— START —
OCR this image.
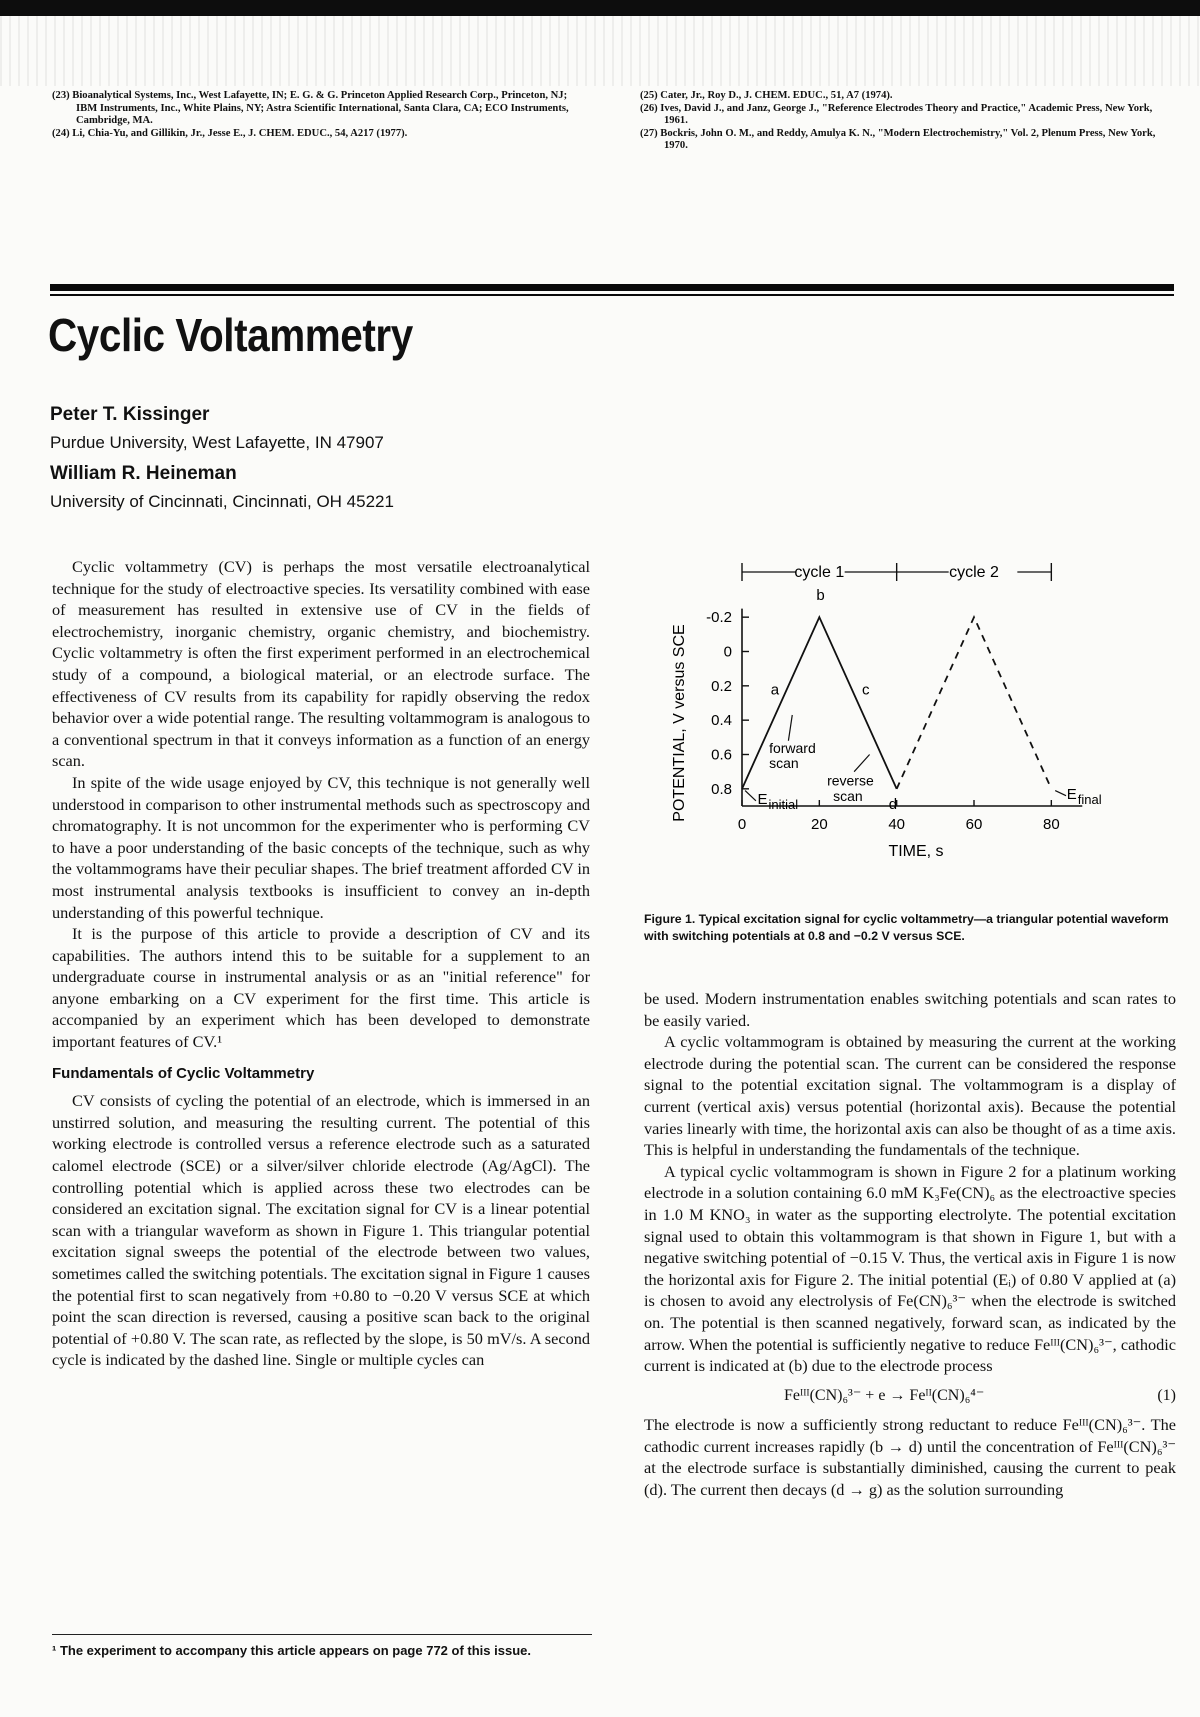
(23) Bioanalytical Systems, Inc., West Lafayette, IN; E. G. & G. Princeton Applied Research Corp., Princeton, NJ; IBM Instruments, Inc., White Plains, NY; Astra Scientific International, Santa Clara, CA; ECO Instruments, Cambridge, MA.
(24) Li, Chia-Yu, and Gillikin, Jr., Jesse E., J. CHEM. EDUC., 54, A217 (1977).
(25) Cater, Jr., Roy D., J. CHEM. EDUC., 51, A7 (1974).
(26) Ives, David J., and Janz, George J., "Reference Electrodes Theory and Practice," Academic Press, New York, 1961.
(27) Bockris, John O. M., and Reddy, Amulya K. N., "Modern Electrochemistry," Vol. 2, Plenum Press, New York, 1970.
Cyclic Voltammetry
Peter T. Kissinger
Purdue University, West Lafayette, IN 47907
William R. Heineman
University of Cincinnati, Cincinnati, OH 45221

Cyclic voltammetry (CV) is perhaps the most versatile electroanalytical technique for the study of electroactive species. Its versatility combined with ease of measurement has resulted in extensive use of CV in the fields of electrochemistry, inorganic chemistry, organic chemistry, and biochemistry. Cyclic voltammetry is often the first experiment performed in an electrochemical study of a compound, a biological material, or an electrode surface. The effectiveness of CV results from its capability for rapidly observing the redox behavior over a wide potential range. The resulting voltammogram is analogous to a conventional spectrum in that it conveys information as a function of an energy scan.

In spite of the wide usage enjoyed by CV, this technique is not generally well understood in comparison to other instrumental methods such as spectroscopy and chromatography. It is not uncommon for the experimenter who is performing CV to have a poor understanding of the basic concepts of the technique, such as why the voltammograms have their peculiar shapes. The brief treatment afforded CV in most instrumental analysis textbooks is insufficient to convey an in-depth understanding of this powerful technique.

It is the purpose of this article to provide a description of CV and its capabilities. The authors intend this to be suitable for a supplement to an undergraduate course in instrumental analysis or as an "initial reference" for anyone embarking on a CV experiment for the first time. This article is accompanied by an experiment which has been developed to demonstrate important features of CV.¹

Fundamentals of Cyclic Voltammetry

CV consists of cycling the potential of an electrode, which is immersed in an unstirred solution, and measuring the resulting current. The potential of this working electrode is controlled versus a reference electrode such as a saturated calomel electrode (SCE) or a silver/silver chloride electrode (Ag/AgCl). The controlling potential which is applied across these two electrodes can be considered an excitation signal. The excitation signal for CV is a linear potential scan with a triangular waveform as shown in Figure 1. This triangular potential excitation signal sweeps the potential of the electrode between two values, sometimes called the switching potentials. The excitation signal in Figure 1 causes the potential first to scan negatively from +0.80 to −0.20 V versus SCE at which point the scan direction is reversed, causing a positive scan back to the original potential of +0.80 V. The scan rate, as reflected by the slope, is 50 mV/s. A second cycle is indicated by the dashed line. Single or multiple cycles can

¹ The experiment to accompany this article appears on page 772 of this issue.
-0.2
0
0.2
0.4
0.6
0.8
0	20	40	60	80
TIME, s
POTENTIAL, V versus SCE
cycle 1	cycle 2
a
b
c
d
forward
scan
reverse
scan
E initial
E final
Figure 1. Typical excitation signal for cyclic voltammetry—a triangular potential waveform with switching potentials at 0.8 and −0.2 V versus SCE.

be used. Modern instrumentation enables switching potentials and scan rates to be easily varied.

A cyclic voltammogram is obtained by measuring the current at the working electrode during the potential scan. The current can be considered the response signal to the potential excitation signal. The voltammogram is a display of current (vertical axis) versus potential (horizontal axis). Because the potential varies linearly with time, the horizontal axis can also be thought of as a time axis. This is helpful in understanding the fundamentals of the technique.

A typical cyclic voltammogram is shown in Figure 2 for a platinum working electrode in a solution containing 6.0 mM K₃Fe(CN)₆ as the electroactive species in 1.0 M KNO₃ in water as the supporting electrolyte. The potential excitation signal used to obtain this voltammogram is that shown in Figure 1, but with a negative switching potential of −0.15 V. Thus, the vertical axis in Figure 1 is now the horizontal axis for Figure 2. The initial potential (Eᵢ) of 0.80 V applied at (a) is chosen to avoid any electrolysis of Fe(CN)₆³⁻ when the electrode is switched on. The potential is then scanned negatively, forward scan, as indicated by the arrow. When the potential is sufficiently negative to reduce Feᴵᴵᴵ(CN)₆³⁻, cathodic current is indicated at (b) due to the electrode process

Feᴵᴵᴵ(CN)₆³⁻ + e → Feᴵᴵ(CN)₆⁴⁻	(1)

The electrode is now a sufficiently strong reductant to reduce Feᴵᴵᴵ(CN)₆³⁻. The cathodic current increases rapidly (b → d) until the concentration of Feᴵᴵᴵ(CN)₆³⁻ at the electrode surface is substantially diminished, causing the current to peak (d). The current then decays (d → g) as the solution surrounding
— END —
Set down every record once more, word for word, without pictures.

OCR this image.
(23) Bioanalytical Systems, Inc., West Lafayette, IN; E. G. & G. Princeton Applied Research Corp., Princeton, NJ; IBM Instruments, Inc., White Plains, NY; Astra Scientific International, Santa Clara, CA; ECO Instruments, Cambridge, MA.
(24) Li, Chia-Yu, and Gillikin, Jr., Jesse E., J. CHEM. EDUC., 54, A217 (1977).
(25) Cater, Jr., Roy D., J. CHEM. EDUC., 51, A7 (1974).
(26) Ives, David J., and Janz, George J., "Reference Electrodes Theory and Practice," Academic Press, New York, 1961.
(27) Bockris, John O. M., and Reddy, Amulya K. N., "Modern Electrochemistry," Vol. 2, Plenum Press, New York, 1970.
Cyclic Voltammetry
Peter T. Kissinger
Purdue University, West Lafayette, IN 47907
William R. Heineman
University of Cincinnati, Cincinnati, OH 45221

Cyclic voltammetry (CV) is perhaps the most versatile electroanalytical technique for the study of electroactive species. Its versatility combined with ease of measurement has resulted in extensive use of CV in the fields of electrochemistry, inorganic chemistry, organic chemistry, and biochemistry. Cyclic voltammetry is often the first experiment performed in an electrochemical study of a compound, a biological material, or an electrode surface. The effectiveness of CV results from its capability for rapidly observing the redox behavior over a wide potential range. The resulting voltammogram is analogous to a conventional spectrum in that it conveys information as a function of an energy scan.

In spite of the wide usage enjoyed by CV, this technique is not generally well understood in comparison to other instrumental methods such as spectroscopy and chromatography. It is not uncommon for the experimenter who is performing CV to have a poor understanding of the basic concepts of the technique, such as why the voltammograms have their peculiar shapes. The brief treatment afforded CV in most instrumental analysis textbooks is insufficient to convey an in-depth understanding of this powerful technique.

It is the purpose of this article to provide a description of CV and its capabilities. The authors intend this to be suitable for a supplement to an undergraduate course in instrumental analysis or as an "initial reference" for anyone embarking on a CV experiment for the first time. This article is accompanied by an experiment which has been developed to demonstrate important features of CV.¹

Fundamentals of Cyclic Voltammetry

CV consists of cycling the potential of an electrode, which is immersed in an unstirred solution, and measuring the resulting current. The potential of this working electrode is controlled versus a reference electrode such as a saturated calomel electrode (SCE) or a silver/silver chloride electrode (Ag/AgCl). The controlling potential which is applied across these two electrodes can be considered an excitation signal. The excitation signal for CV is a linear potential scan with a triangular waveform as shown in Figure 1. This triangular potential excitation signal sweeps the potential of the electrode between two values, sometimes called the switching potentials. The excitation signal in Figure 1 causes the potential first to scan negatively from +0.80 to −0.20 V versus SCE at which point the scan direction is reversed, causing a positive scan back to the original potential of +0.80 V. The scan rate, as reflected by the slope, is 50 mV/s. A second cycle is indicated by the dashed line. Single or multiple cycles can

¹ The experiment to accompany this article appears on page 772 of this issue.
-0.2
0
0.2
0.4
0.6
0.8
0	20	40	60	80
TIME, s
POTENTIAL, V versus SCE
cycle 1	cycle 2
a
b
c
d
forward
scan
reverse
scan
E initial
E final
Figure 1. Typical excitation signal for cyclic voltammetry—a triangular potential waveform with switching potentials at 0.8 and −0.2 V versus SCE.

be used. Modern instrumentation enables switching potentials and scan rates to be easily varied.

A cyclic voltammogram is obtained by measuring the current at the working electrode during the potential scan. The current can be considered the response signal to the potential excitation signal. The voltammogram is a display of current (vertical axis) versus potential (horizontal axis). Because the potential varies linearly with time, the horizontal axis can also be thought of as a time axis. This is helpful in understanding the fundamentals of the technique.

A typical cyclic voltammogram is shown in Figure 2 for a platinum working electrode in a solution containing 6.0 mM K₃Fe(CN)₆ as the electroactive species in 1.0 M KNO₃ in water as the supporting electrolyte. The potential excitation signal used to obtain this voltammogram is that shown in Figure 1, but with a negative switching potential of −0.15 V. Thus, the vertical axis in Figure 1 is now the horizontal axis for Figure 2. The initial potential (Eᵢ) of 0.80 V applied at (a) is chosen to avoid any electrolysis of Fe(CN)₆³⁻ when the electrode is switched on. The potential is then scanned negatively, forward scan, as indicated by the arrow. When the potential is sufficiently negative to reduce Feᴵᴵᴵ(CN)₆³⁻, cathodic current is indicated at (b) due to the electrode process

Feᴵᴵᴵ(CN)₆³⁻ + e → Feᴵᴵ(CN)₆⁴⁻	(1)

The electrode is now a sufficiently strong reductant to reduce Feᴵᴵᴵ(CN)₆³⁻. The cathodic current increases rapidly (b → d) until the concentration of Feᴵᴵᴵ(CN)₆³⁻ at the electrode surface is substantially diminished, causing the current to peak (d). The current then decays (d → g) as the solution surrounding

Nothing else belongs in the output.